DATA ROWS:
-- START --

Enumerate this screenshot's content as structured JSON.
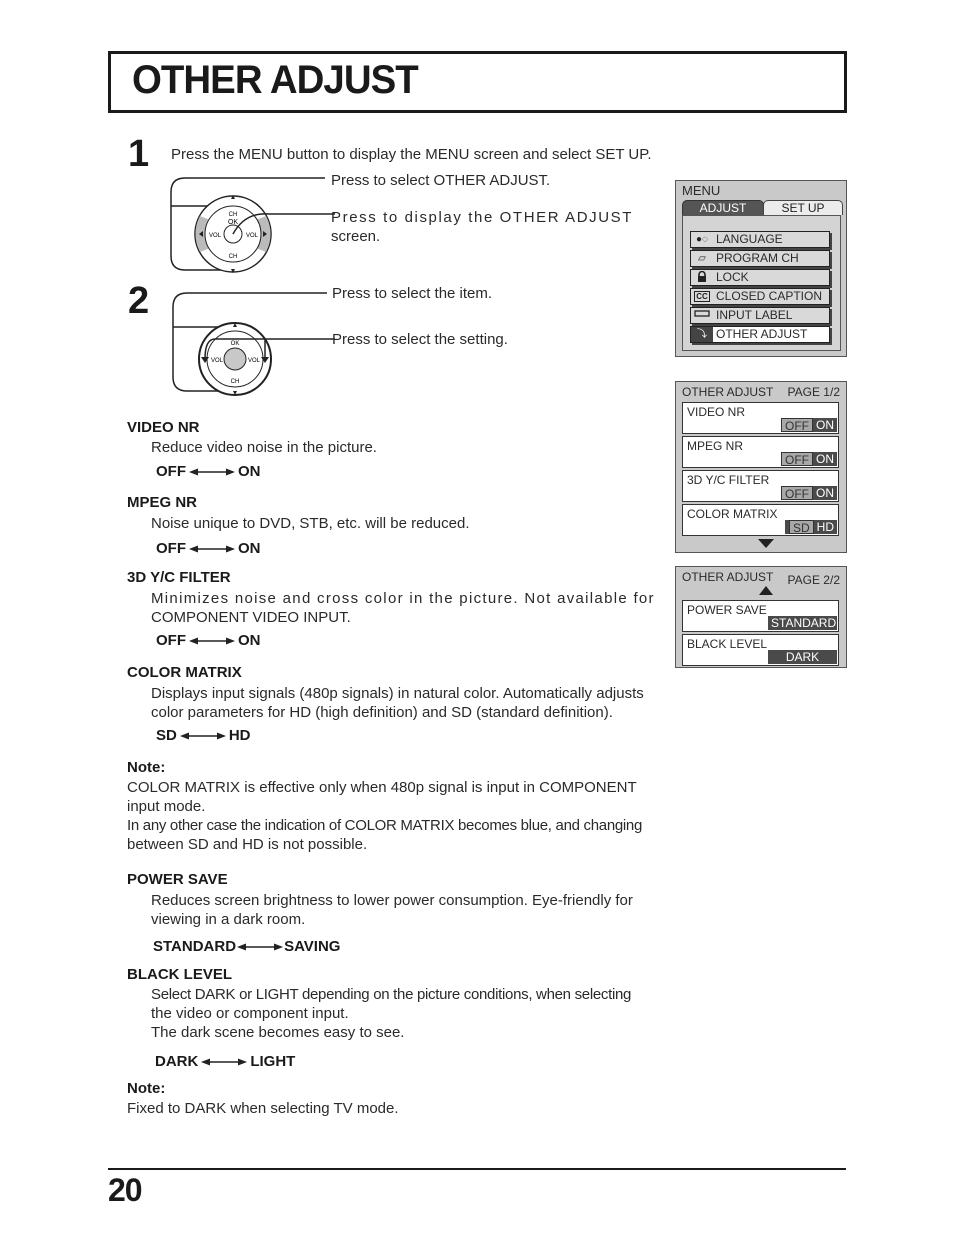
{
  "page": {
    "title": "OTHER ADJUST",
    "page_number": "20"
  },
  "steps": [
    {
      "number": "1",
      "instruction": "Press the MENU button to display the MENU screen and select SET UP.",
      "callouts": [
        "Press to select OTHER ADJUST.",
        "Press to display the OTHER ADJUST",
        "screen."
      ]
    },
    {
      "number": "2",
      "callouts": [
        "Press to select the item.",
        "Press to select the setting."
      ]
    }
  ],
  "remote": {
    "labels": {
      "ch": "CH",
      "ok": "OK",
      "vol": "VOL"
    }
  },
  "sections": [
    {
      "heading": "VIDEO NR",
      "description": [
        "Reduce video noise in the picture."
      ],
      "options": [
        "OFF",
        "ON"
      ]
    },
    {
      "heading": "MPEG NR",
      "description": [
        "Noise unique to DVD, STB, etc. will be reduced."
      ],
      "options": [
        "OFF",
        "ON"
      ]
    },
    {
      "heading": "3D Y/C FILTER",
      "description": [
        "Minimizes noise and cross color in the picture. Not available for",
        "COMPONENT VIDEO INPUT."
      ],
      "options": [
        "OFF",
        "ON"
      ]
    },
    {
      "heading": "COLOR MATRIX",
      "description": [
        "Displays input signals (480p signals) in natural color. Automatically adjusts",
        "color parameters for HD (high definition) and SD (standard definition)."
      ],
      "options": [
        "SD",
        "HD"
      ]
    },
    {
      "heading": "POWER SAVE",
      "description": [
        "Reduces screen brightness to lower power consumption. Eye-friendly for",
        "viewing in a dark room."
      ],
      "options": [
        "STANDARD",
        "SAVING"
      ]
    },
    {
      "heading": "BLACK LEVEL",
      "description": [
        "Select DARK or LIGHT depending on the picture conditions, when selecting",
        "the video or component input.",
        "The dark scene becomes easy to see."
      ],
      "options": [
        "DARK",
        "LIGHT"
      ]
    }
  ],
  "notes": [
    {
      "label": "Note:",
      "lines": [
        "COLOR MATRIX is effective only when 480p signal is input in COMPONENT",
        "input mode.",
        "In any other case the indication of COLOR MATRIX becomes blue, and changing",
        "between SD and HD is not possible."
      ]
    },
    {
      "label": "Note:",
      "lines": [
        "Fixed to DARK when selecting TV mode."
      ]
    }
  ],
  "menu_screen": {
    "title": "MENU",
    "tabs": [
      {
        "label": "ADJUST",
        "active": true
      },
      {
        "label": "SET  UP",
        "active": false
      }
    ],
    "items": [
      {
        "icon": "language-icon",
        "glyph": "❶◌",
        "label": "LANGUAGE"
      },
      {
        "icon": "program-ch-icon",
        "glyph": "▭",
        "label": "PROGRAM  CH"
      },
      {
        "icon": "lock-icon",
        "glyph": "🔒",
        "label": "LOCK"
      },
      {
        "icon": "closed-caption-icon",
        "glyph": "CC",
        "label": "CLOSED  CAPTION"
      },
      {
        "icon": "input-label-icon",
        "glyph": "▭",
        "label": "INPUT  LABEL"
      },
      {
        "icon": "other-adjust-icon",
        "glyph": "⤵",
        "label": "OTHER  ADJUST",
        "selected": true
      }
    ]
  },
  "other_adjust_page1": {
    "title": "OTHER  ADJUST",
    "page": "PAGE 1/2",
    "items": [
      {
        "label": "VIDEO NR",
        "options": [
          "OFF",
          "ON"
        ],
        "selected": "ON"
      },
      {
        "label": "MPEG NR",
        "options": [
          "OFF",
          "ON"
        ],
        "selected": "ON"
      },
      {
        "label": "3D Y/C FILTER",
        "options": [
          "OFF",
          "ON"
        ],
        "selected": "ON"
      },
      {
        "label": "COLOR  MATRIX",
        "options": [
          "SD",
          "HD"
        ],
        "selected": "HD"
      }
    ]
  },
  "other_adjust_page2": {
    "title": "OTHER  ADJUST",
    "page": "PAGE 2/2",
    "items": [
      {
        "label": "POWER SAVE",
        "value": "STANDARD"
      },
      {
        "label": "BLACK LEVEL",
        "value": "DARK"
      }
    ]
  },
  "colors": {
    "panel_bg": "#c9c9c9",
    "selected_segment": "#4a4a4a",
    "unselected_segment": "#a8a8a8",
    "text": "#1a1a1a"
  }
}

-- END --
-- START --

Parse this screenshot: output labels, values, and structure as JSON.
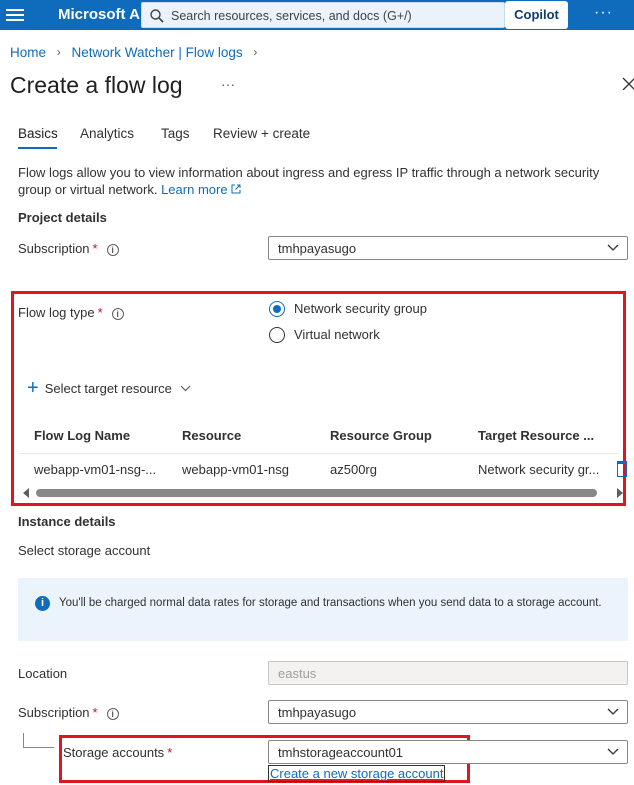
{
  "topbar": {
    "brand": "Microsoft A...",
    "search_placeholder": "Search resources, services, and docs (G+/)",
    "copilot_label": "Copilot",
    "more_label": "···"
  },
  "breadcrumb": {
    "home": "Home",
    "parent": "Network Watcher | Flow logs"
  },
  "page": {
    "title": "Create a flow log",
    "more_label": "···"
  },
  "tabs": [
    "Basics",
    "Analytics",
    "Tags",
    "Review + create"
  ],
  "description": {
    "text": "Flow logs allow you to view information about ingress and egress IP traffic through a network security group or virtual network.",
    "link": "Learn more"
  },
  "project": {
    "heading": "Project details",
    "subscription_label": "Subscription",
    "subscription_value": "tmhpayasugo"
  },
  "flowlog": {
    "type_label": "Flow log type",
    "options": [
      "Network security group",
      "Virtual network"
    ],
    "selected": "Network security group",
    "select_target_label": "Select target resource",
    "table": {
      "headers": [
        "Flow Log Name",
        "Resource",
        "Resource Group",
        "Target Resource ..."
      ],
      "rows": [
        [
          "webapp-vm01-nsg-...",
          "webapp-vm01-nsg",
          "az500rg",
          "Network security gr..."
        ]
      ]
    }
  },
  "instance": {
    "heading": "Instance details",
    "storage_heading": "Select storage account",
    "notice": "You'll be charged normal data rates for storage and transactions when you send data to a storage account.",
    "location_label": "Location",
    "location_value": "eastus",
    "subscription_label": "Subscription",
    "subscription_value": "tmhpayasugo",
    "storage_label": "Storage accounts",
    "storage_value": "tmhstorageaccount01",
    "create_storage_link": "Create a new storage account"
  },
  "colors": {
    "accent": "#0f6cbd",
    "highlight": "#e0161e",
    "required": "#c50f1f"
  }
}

-- END --

WHAT TO PRODUCE: Return each full line of the entries that contains the word "title".

SOLVED PROBLEM:
    "title": "OTHER ADJUST",
    "title": "MENU",
    "title": "OTHER  ADJUST",
    "title": "OTHER  ADJUST",
    "title": "Create a flow log",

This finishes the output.